**Problem description**
Omit the pictures, then write out every entry exactly as it reads.
══════
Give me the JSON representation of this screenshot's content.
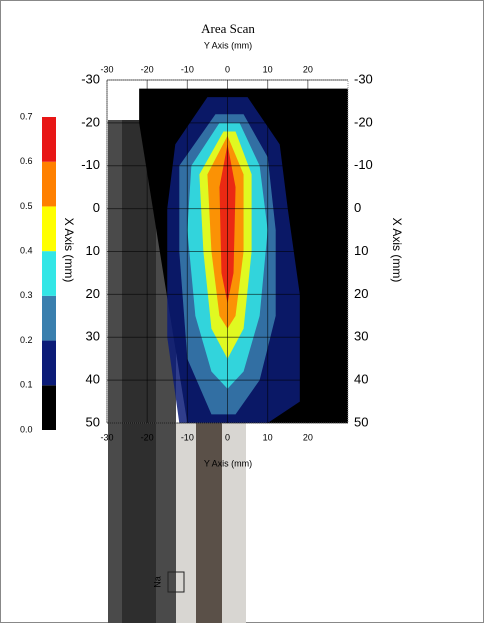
{
  "chart_data": {
    "type": "contour",
    "title": "Area Scan",
    "x_label": "Y Axis (mm)",
    "y_label": "X Axis (mm)",
    "xlim": [
      -30,
      30
    ],
    "xticks": [
      -30,
      -20,
      -10,
      0,
      10,
      20
    ],
    "ylim": [
      -30,
      50
    ],
    "yticks": [
      -30,
      -20,
      -10,
      0,
      10,
      20,
      30,
      40,
      50
    ],
    "levels": [
      {
        "value": 0,
        "label": "0.0"
      },
      0.1,
      0.2,
      0.3,
      0.4,
      0.5,
      0.6,
      0.7
    ],
    "colors": [
      "#000000",
      "#0c1c78",
      "#3a7fae",
      "#33e6e6",
      "#ffff00",
      "#ff8000",
      "#e81616"
    ],
    "grid": true,
    "photo_label": "Na"
  }
}
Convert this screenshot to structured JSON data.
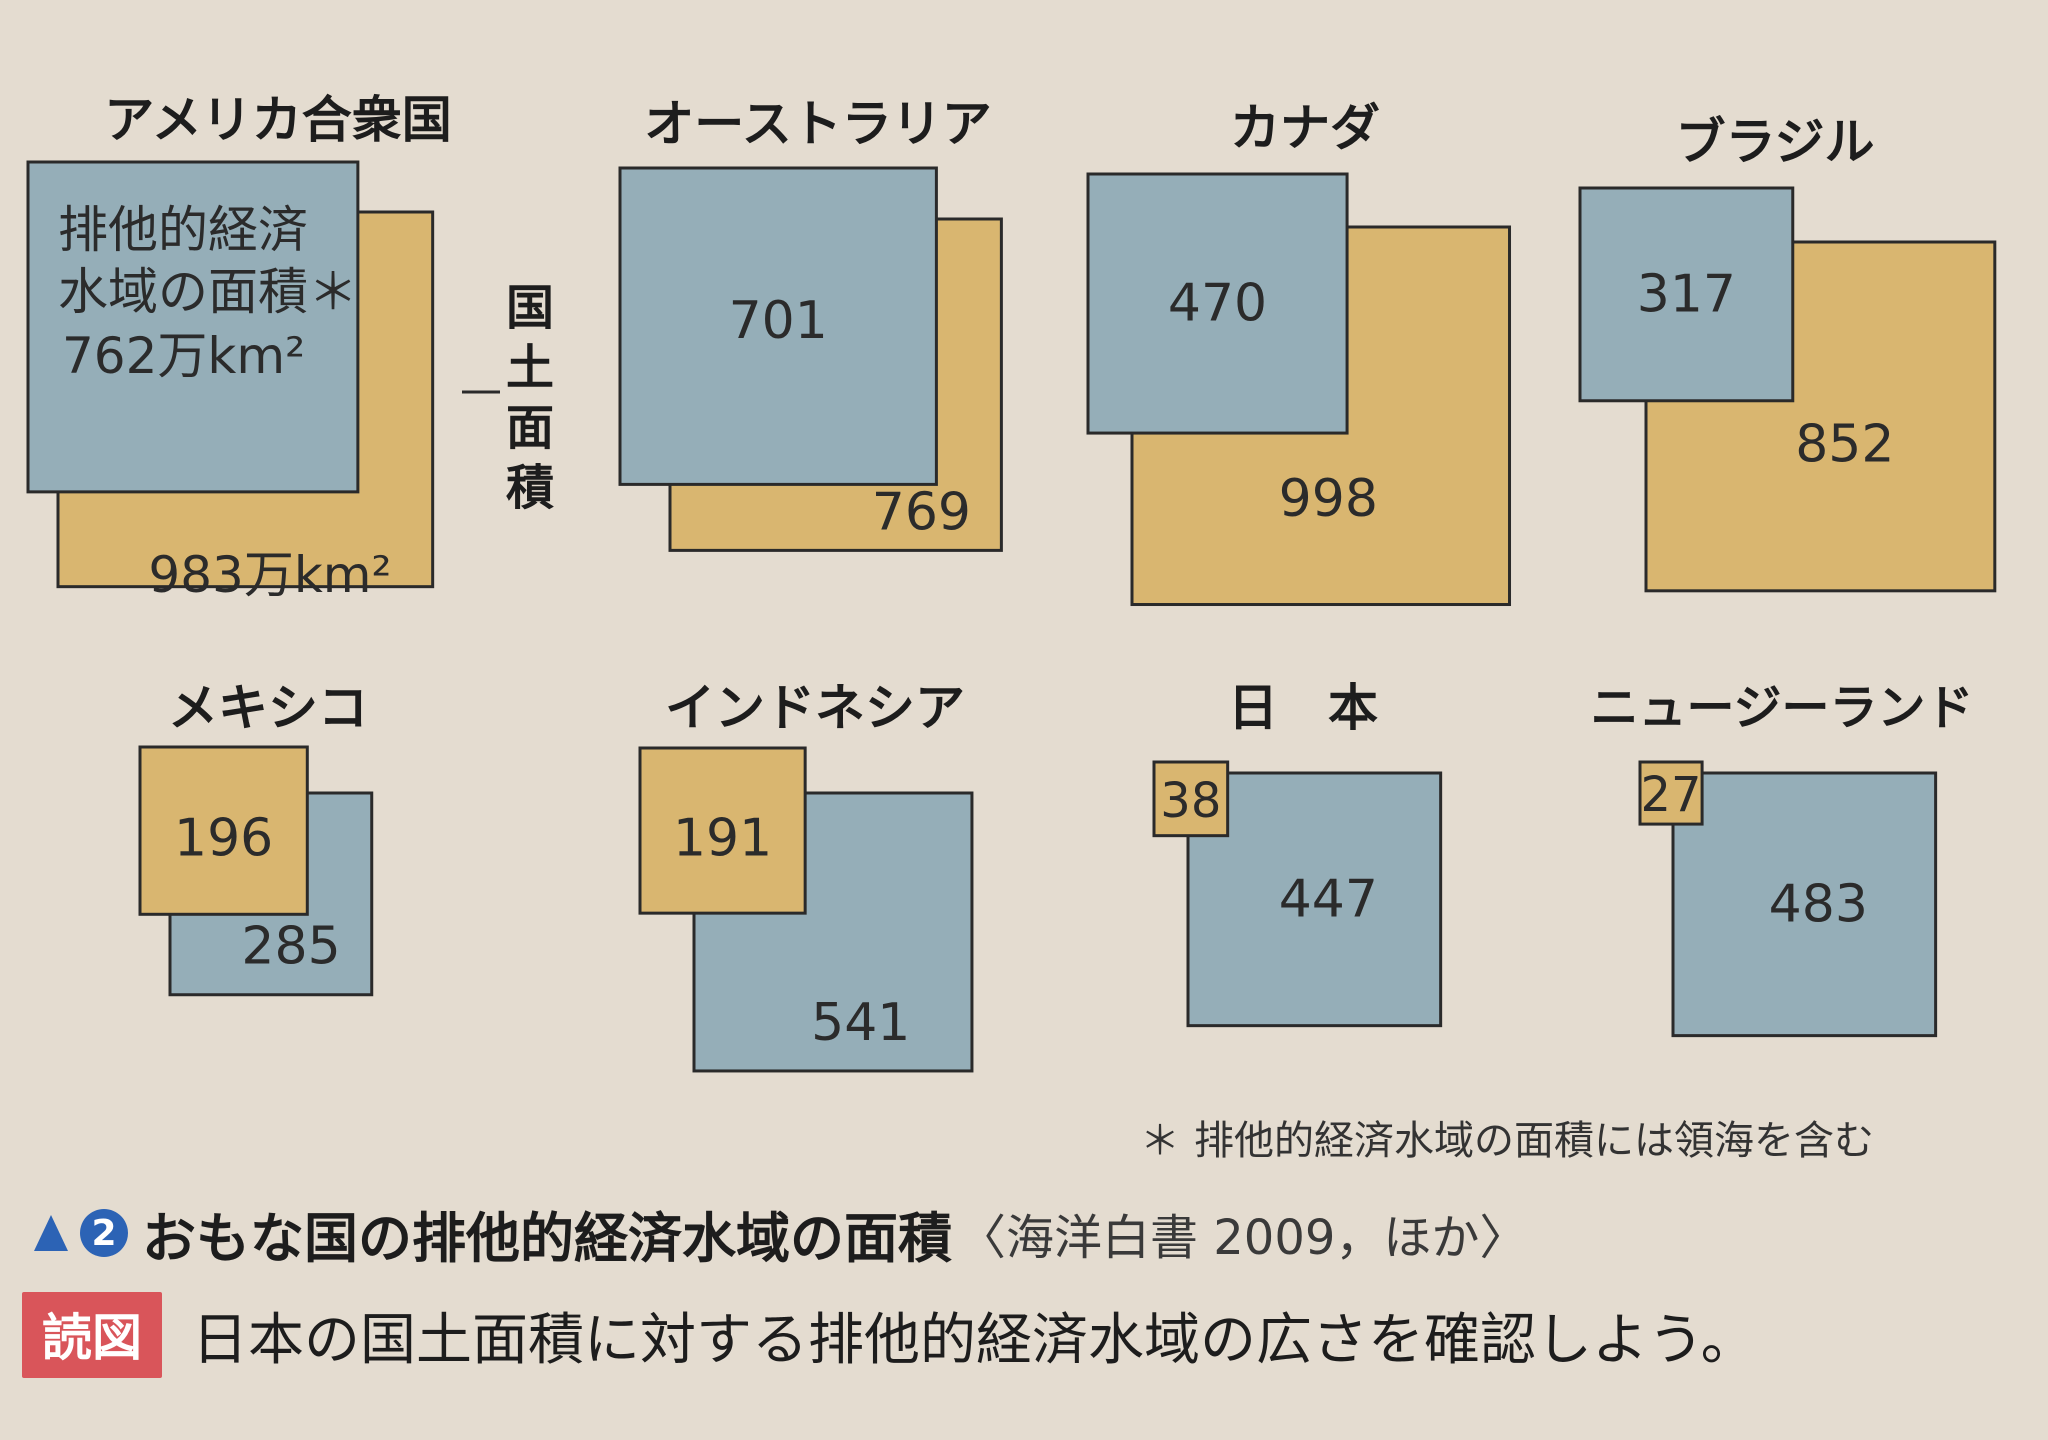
{
  "chart_data": {
    "type": "area-squares",
    "unit": "万km²",
    "legend": {
      "eez_label": [
        "排他的経済",
        "水域の面積＊"
      ],
      "land_label": "国土面積"
    },
    "countries": [
      {
        "name": "アメリカ合衆国",
        "eez": 762,
        "land": 983,
        "eez_text": "762万km²",
        "land_text": "983万km²"
      },
      {
        "name": "オーストラリア",
        "eez": 701,
        "land": 769
      },
      {
        "name": "カナダ",
        "eez": 470,
        "land": 998
      },
      {
        "name": "ブラジル",
        "eez": 317,
        "land": 852
      },
      {
        "name": "メキシコ",
        "eez": 285,
        "land": 196
      },
      {
        "name": "インドネシア",
        "eez": 541,
        "land": 191
      },
      {
        "name": "日　本",
        "eez": 447,
        "land": 38
      },
      {
        "name": "ニュージーランド",
        "eez": 483,
        "land": 27
      }
    ],
    "colors": {
      "eez": "#95aeb8",
      "land": "#d9b670",
      "stroke": "#2a2a2a"
    }
  },
  "footnote": {
    "mark": "＊",
    "text": "排他的経済水域の面積には領海を含む"
  },
  "caption": {
    "number": "2",
    "title": "おもな国の排他的経済水域の面積",
    "source": "〈海洋白書 2009，ほか〉"
  },
  "prompt": {
    "badge": "読図",
    "text": "日本の国土面積に対する排他的経済水域の広さを確認しよう。"
  }
}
══════
**Worked answer**
Give me the JSON representation of this screenshot's content.
{
  "chart_data": {
    "type": "contour",
    "title": "Area Scan",
    "x_label": "Y Axis (mm)",
    "y_label": "X Axis (mm)",
    "xlim": [
      -30,
      30
    ],
    "xticks": [
      -30,
      -20,
      -10,
      0,
      10,
      20
    ],
    "ylim": [
      -30,
      50
    ],
    "yticks": [
      -30,
      -20,
      -10,
      0,
      10,
      20,
      30,
      40,
      50
    ],
    "levels": [
      {
        "value": 0,
        "label": "0.0"
      },
      0.1,
      0.2,
      0.3,
      0.4,
      0.5,
      0.6,
      0.7
    ],
    "colors": [
      "#000000",
      "#0c1c78",
      "#3a7fae",
      "#33e6e6",
      "#ffff00",
      "#ff8000",
      "#e81616"
    ],
    "grid": true,
    "photo_label": "Na"
  }
}
Convert this screenshot to structured JSON data.
{
  "chart_data": {
    "type": "area-squares",
    "unit": "万km²",
    "legend": {
      "eez_label": [
        "排他的経済",
        "水域の面積＊"
      ],
      "land_label": "国土面積"
    },
    "countries": [
      {
        "name": "アメリカ合衆国",
        "eez": 762,
        "land": 983,
        "eez_text": "762万km²",
        "land_text": "983万km²"
      },
      {
        "name": "オーストラリア",
        "eez": 701,
        "land": 769
      },
      {
        "name": "カナダ",
        "eez": 470,
        "land": 998
      },
      {
        "name": "ブラジル",
        "eez": 317,
        "land": 852
      },
      {
        "name": "メキシコ",
        "eez": 285,
        "land": 196
      },
      {
        "name": "インドネシア",
        "eez": 541,
        "land": 191
      },
      {
        "name": "日　本",
        "eez": 447,
        "land": 38
      },
      {
        "name": "ニュージーランド",
        "eez": 483,
        "land": 27
      }
    ],
    "colors": {
      "eez": "#95aeb8",
      "land": "#d9b670",
      "stroke": "#2a2a2a"
    }
  },
  "footnote": {
    "mark": "＊",
    "text": "排他的経済水域の面積には領海を含む"
  },
  "caption": {
    "number": "2",
    "title": "おもな国の排他的経済水域の面積",
    "source": "〈海洋白書 2009，ほか〉"
  },
  "prompt": {
    "badge": "読図",
    "text": "日本の国土面積に対する排他的経済水域の広さを確認しよう。"
  }
}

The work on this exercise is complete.